• **EXERCISE GOAL**: Set down all of the entries word for word, omitting the images they contain.

• **DATA FOR THE TASK**:
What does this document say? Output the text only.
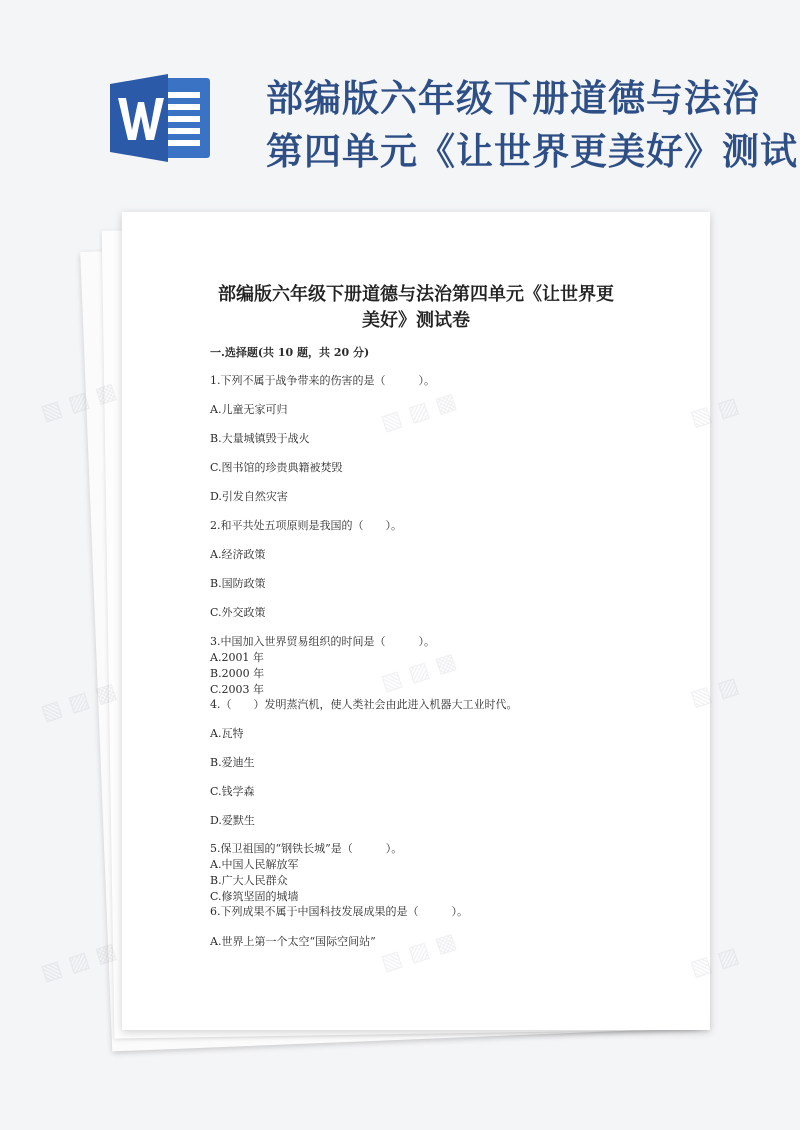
部编版六年级下册道德与法治
第四单元《让世界更美好》测试
部编版六年级下册道德与法治第四单元《让世界更
美好》测试卷
一.选择题(共 10 题，共 20 分)
1.下列不属于战争带来的伤害的是（　　　）。
A.儿童无家可归
B.大量城镇毁于战火
C.图书馆的珍贵典籍被焚毁
D.引发自然灾害
2.和平共处五项原则是我国的（　　）。
A.经济政策
B.国防政策
C.外交政策
3.中国加入世界贸易组织的时间是（　　　）。
A.2001 年
B.2000 年
C.2003 年
4.（　　）发明蒸汽机，使人类社会由此进入机器大工业时代。
A.瓦特
B.爱迪生
C.钱学森
D.爱默生
5.保卫祖国的“钢铁长城”是（　　　）。
A.中国人民解放军
B.广大人民群众
C.修筑坚固的城墙
6.下列成果不属于中国科技发展成果的是（　　　）。
A.世界上第一个太空“国际空间站”
▧ ▨ ▩	▧ ▨
▧ ▨ ▩	▧ ▨
▧ ▨ ▩	▧ ▨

• **SOLUTION**:
What does this document say? Output the text only.
部编版六年级下册道德与法治
第四单元《让世界更美好》测试
部编版六年级下册道德与法治第四单元《让世界更
美好》测试卷
一.选择题(共 10 题，共 20 分)
1.下列不属于战争带来的伤害的是（　　　）。
A.儿童无家可归
B.大量城镇毁于战火
C.图书馆的珍贵典籍被焚毁
D.引发自然灾害
2.和平共处五项原则是我国的（　　）。
A.经济政策
B.国防政策
C.外交政策
3.中国加入世界贸易组织的时间是（　　　）。
A.2001 年
B.2000 年
C.2003 年
4.（　　）发明蒸汽机，使人类社会由此进入机器大工业时代。
A.瓦特
B.爱迪生
C.钱学森
D.爱默生
5.保卫祖国的“钢铁长城”是（　　　）。
A.中国人民解放军
B.广大人民群众
C.修筑坚固的城墙
6.下列成果不属于中国科技发展成果的是（　　　）。
A.世界上第一个太空“国际空间站”
▧ ▨ ▩	▧ ▨
▧ ▨ ▩	▧ ▨
▧ ▨ ▩	▧ ▨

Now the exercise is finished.